▸ **Exercise details**: Write out the listing in full, matching it word for word.

[Records about charts and figures]
┏━━
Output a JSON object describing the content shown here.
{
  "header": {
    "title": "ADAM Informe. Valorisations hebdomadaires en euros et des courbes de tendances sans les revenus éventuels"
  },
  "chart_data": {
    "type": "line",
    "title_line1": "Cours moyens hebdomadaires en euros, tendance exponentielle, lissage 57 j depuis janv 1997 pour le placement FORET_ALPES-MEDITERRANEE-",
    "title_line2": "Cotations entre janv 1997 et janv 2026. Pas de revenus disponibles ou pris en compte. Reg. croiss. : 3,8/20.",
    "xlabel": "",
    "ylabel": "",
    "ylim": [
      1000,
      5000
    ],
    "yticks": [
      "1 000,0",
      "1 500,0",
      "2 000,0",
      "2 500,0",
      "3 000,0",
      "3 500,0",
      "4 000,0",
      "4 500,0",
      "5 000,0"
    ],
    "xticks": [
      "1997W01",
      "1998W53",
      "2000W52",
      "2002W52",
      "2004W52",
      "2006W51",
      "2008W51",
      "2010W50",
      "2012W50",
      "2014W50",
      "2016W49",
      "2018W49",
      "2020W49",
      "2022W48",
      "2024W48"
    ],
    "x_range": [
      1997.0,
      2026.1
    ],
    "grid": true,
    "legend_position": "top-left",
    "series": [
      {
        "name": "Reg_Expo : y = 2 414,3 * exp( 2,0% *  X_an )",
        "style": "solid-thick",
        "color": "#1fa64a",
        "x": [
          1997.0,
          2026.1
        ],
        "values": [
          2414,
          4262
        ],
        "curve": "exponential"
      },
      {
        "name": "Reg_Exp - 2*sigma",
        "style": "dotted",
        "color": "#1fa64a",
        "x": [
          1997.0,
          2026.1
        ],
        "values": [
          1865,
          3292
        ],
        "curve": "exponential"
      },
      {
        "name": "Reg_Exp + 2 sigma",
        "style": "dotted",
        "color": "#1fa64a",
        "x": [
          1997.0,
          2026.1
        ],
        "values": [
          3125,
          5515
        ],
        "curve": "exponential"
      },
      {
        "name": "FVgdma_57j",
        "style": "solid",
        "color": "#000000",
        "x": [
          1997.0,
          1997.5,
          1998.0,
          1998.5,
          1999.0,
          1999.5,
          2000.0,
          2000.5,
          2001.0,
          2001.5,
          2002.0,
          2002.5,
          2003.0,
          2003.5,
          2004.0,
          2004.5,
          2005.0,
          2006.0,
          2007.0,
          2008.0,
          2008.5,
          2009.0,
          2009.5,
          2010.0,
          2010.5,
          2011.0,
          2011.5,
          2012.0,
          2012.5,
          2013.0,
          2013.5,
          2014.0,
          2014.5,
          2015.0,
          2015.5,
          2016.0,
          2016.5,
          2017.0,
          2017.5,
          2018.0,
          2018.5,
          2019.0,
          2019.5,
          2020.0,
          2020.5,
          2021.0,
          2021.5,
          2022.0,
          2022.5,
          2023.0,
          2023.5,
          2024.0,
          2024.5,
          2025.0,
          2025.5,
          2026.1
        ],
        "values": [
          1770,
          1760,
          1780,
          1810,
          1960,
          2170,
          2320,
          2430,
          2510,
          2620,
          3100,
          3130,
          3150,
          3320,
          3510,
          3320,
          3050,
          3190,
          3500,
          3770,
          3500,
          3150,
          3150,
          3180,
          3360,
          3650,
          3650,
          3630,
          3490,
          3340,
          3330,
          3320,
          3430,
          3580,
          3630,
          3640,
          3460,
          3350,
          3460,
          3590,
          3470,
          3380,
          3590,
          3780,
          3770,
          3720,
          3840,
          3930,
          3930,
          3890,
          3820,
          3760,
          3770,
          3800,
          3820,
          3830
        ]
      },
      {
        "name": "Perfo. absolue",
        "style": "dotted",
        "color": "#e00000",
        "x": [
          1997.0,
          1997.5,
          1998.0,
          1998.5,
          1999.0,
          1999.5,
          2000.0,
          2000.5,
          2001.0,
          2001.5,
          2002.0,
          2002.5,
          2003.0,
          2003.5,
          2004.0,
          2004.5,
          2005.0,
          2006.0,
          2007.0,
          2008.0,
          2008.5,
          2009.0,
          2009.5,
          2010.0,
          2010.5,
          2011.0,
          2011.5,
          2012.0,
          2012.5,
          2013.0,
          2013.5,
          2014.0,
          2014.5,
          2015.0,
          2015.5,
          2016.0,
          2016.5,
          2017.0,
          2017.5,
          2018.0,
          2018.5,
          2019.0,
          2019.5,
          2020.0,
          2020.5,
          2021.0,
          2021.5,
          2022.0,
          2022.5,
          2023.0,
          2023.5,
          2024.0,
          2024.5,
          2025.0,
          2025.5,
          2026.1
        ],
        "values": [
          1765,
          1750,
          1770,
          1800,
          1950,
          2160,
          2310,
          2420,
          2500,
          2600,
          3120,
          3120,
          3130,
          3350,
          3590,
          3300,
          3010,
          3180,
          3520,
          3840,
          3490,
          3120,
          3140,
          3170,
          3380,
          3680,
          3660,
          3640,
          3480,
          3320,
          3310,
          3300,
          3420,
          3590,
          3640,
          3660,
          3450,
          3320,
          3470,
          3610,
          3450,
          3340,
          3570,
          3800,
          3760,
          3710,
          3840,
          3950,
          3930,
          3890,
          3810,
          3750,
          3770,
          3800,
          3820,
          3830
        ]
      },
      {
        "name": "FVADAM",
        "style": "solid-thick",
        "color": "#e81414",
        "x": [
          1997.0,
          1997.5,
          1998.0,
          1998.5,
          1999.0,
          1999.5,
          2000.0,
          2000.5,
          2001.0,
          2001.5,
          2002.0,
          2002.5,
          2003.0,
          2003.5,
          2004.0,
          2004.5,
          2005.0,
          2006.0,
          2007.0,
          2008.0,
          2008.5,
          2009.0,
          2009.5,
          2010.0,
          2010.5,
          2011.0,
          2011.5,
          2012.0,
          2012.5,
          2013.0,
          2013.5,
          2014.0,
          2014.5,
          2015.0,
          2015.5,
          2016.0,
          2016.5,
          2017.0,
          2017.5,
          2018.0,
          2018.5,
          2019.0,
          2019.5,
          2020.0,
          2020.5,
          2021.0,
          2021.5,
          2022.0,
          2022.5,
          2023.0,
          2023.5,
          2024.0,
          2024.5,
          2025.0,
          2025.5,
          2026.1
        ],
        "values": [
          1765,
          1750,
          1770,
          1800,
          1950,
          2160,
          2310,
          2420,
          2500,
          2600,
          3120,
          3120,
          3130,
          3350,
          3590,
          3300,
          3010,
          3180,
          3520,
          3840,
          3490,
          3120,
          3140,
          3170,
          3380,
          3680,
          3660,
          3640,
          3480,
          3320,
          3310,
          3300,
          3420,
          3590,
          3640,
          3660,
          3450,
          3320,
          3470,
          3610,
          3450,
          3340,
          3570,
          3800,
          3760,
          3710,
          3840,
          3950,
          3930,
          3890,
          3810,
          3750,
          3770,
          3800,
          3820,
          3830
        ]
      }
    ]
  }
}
┗━━
▸ **Final result**:
Output a JSON object describing the content shown here.
{
  "header": {
    "title": "ADAM Informe. Valorisations hebdomadaires en euros et des courbes de tendances sans les revenus éventuels"
  },
  "chart_data": {
    "type": "line",
    "title_line1": "Cours moyens hebdomadaires en euros, tendance exponentielle, lissage 57 j depuis janv 1997 pour le placement FORET_ALPES-MEDITERRANEE-",
    "title_line2": "Cotations entre janv 1997 et janv 2026. Pas de revenus disponibles ou pris en compte. Reg. croiss. : 3,8/20.",
    "xlabel": "",
    "ylabel": "",
    "ylim": [
      1000,
      5000
    ],
    "yticks": [
      "1 000,0",
      "1 500,0",
      "2 000,0",
      "2 500,0",
      "3 000,0",
      "3 500,0",
      "4 000,0",
      "4 500,0",
      "5 000,0"
    ],
    "xticks": [
      "1997W01",
      "1998W53",
      "2000W52",
      "2002W52",
      "2004W52",
      "2006W51",
      "2008W51",
      "2010W50",
      "2012W50",
      "2014W50",
      "2016W49",
      "2018W49",
      "2020W49",
      "2022W48",
      "2024W48"
    ],
    "x_range": [
      1997.0,
      2026.1
    ],
    "grid": true,
    "legend_position": "top-left",
    "series": [
      {
        "name": "Reg_Expo : y = 2 414,3 * exp( 2,0% *  X_an )",
        "style": "solid-thick",
        "color": "#1fa64a",
        "x": [
          1997.0,
          2026.1
        ],
        "values": [
          2414,
          4262
        ],
        "curve": "exponential"
      },
      {
        "name": "Reg_Exp - 2*sigma",
        "style": "dotted",
        "color": "#1fa64a",
        "x": [
          1997.0,
          2026.1
        ],
        "values": [
          1865,
          3292
        ],
        "curve": "exponential"
      },
      {
        "name": "Reg_Exp + 2 sigma",
        "style": "dotted",
        "color": "#1fa64a",
        "x": [
          1997.0,
          2026.1
        ],
        "values": [
          3125,
          5515
        ],
        "curve": "exponential"
      },
      {
        "name": "FVgdma_57j",
        "style": "solid",
        "color": "#000000",
        "x": [
          1997.0,
          1997.5,
          1998.0,
          1998.5,
          1999.0,
          1999.5,
          2000.0,
          2000.5,
          2001.0,
          2001.5,
          2002.0,
          2002.5,
          2003.0,
          2003.5,
          2004.0,
          2004.5,
          2005.0,
          2006.0,
          2007.0,
          2008.0,
          2008.5,
          2009.0,
          2009.5,
          2010.0,
          2010.5,
          2011.0,
          2011.5,
          2012.0,
          2012.5,
          2013.0,
          2013.5,
          2014.0,
          2014.5,
          2015.0,
          2015.5,
          2016.0,
          2016.5,
          2017.0,
          2017.5,
          2018.0,
          2018.5,
          2019.0,
          2019.5,
          2020.0,
          2020.5,
          2021.0,
          2021.5,
          2022.0,
          2022.5,
          2023.0,
          2023.5,
          2024.0,
          2024.5,
          2025.0,
          2025.5,
          2026.1
        ],
        "values": [
          1770,
          1760,
          1780,
          1810,
          1960,
          2170,
          2320,
          2430,
          2510,
          2620,
          3100,
          3130,
          3150,
          3320,
          3510,
          3320,
          3050,
          3190,
          3500,
          3770,
          3500,
          3150,
          3150,
          3180,
          3360,
          3650,
          3650,
          3630,
          3490,
          3340,
          3330,
          3320,
          3430,
          3580,
          3630,
          3640,
          3460,
          3350,
          3460,
          3590,
          3470,
          3380,
          3590,
          3780,
          3770,
          3720,
          3840,
          3930,
          3930,
          3890,
          3820,
          3760,
          3770,
          3800,
          3820,
          3830
        ]
      },
      {
        "name": "Perfo. absolue",
        "style": "dotted",
        "color": "#e00000",
        "x": [
          1997.0,
          1997.5,
          1998.0,
          1998.5,
          1999.0,
          1999.5,
          2000.0,
          2000.5,
          2001.0,
          2001.5,
          2002.0,
          2002.5,
          2003.0,
          2003.5,
          2004.0,
          2004.5,
          2005.0,
          2006.0,
          2007.0,
          2008.0,
          2008.5,
          2009.0,
          2009.5,
          2010.0,
          2010.5,
          2011.0,
          2011.5,
          2012.0,
          2012.5,
          2013.0,
          2013.5,
          2014.0,
          2014.5,
          2015.0,
          2015.5,
          2016.0,
          2016.5,
          2017.0,
          2017.5,
          2018.0,
          2018.5,
          2019.0,
          2019.5,
          2020.0,
          2020.5,
          2021.0,
          2021.5,
          2022.0,
          2022.5,
          2023.0,
          2023.5,
          2024.0,
          2024.5,
          2025.0,
          2025.5,
          2026.1
        ],
        "values": [
          1765,
          1750,
          1770,
          1800,
          1950,
          2160,
          2310,
          2420,
          2500,
          2600,
          3120,
          3120,
          3130,
          3350,
          3590,
          3300,
          3010,
          3180,
          3520,
          3840,
          3490,
          3120,
          3140,
          3170,
          3380,
          3680,
          3660,
          3640,
          3480,
          3320,
          3310,
          3300,
          3420,
          3590,
          3640,
          3660,
          3450,
          3320,
          3470,
          3610,
          3450,
          3340,
          3570,
          3800,
          3760,
          3710,
          3840,
          3950,
          3930,
          3890,
          3810,
          3750,
          3770,
          3800,
          3820,
          3830
        ]
      },
      {
        "name": "FVADAM",
        "style": "solid-thick",
        "color": "#e81414",
        "x": [
          1997.0,
          1997.5,
          1998.0,
          1998.5,
          1999.0,
          1999.5,
          2000.0,
          2000.5,
          2001.0,
          2001.5,
          2002.0,
          2002.5,
          2003.0,
          2003.5,
          2004.0,
          2004.5,
          2005.0,
          2006.0,
          2007.0,
          2008.0,
          2008.5,
          2009.0,
          2009.5,
          2010.0,
          2010.5,
          2011.0,
          2011.5,
          2012.0,
          2012.5,
          2013.0,
          2013.5,
          2014.0,
          2014.5,
          2015.0,
          2015.5,
          2016.0,
          2016.5,
          2017.0,
          2017.5,
          2018.0,
          2018.5,
          2019.0,
          2019.5,
          2020.0,
          2020.5,
          2021.0,
          2021.5,
          2022.0,
          2022.5,
          2023.0,
          2023.5,
          2024.0,
          2024.5,
          2025.0,
          2025.5,
          2026.1
        ],
        "values": [
          1765,
          1750,
          1770,
          1800,
          1950,
          2160,
          2310,
          2420,
          2500,
          2600,
          3120,
          3120,
          3130,
          3350,
          3590,
          3300,
          3010,
          3180,
          3520,
          3840,
          3490,
          3120,
          3140,
          3170,
          3380,
          3680,
          3660,
          3640,
          3480,
          3320,
          3310,
          3300,
          3420,
          3590,
          3640,
          3660,
          3450,
          3320,
          3470,
          3610,
          3450,
          3340,
          3570,
          3800,
          3760,
          3710,
          3840,
          3950,
          3930,
          3890,
          3810,
          3750,
          3770,
          3800,
          3820,
          3830
        ]
      }
    ]
  }
}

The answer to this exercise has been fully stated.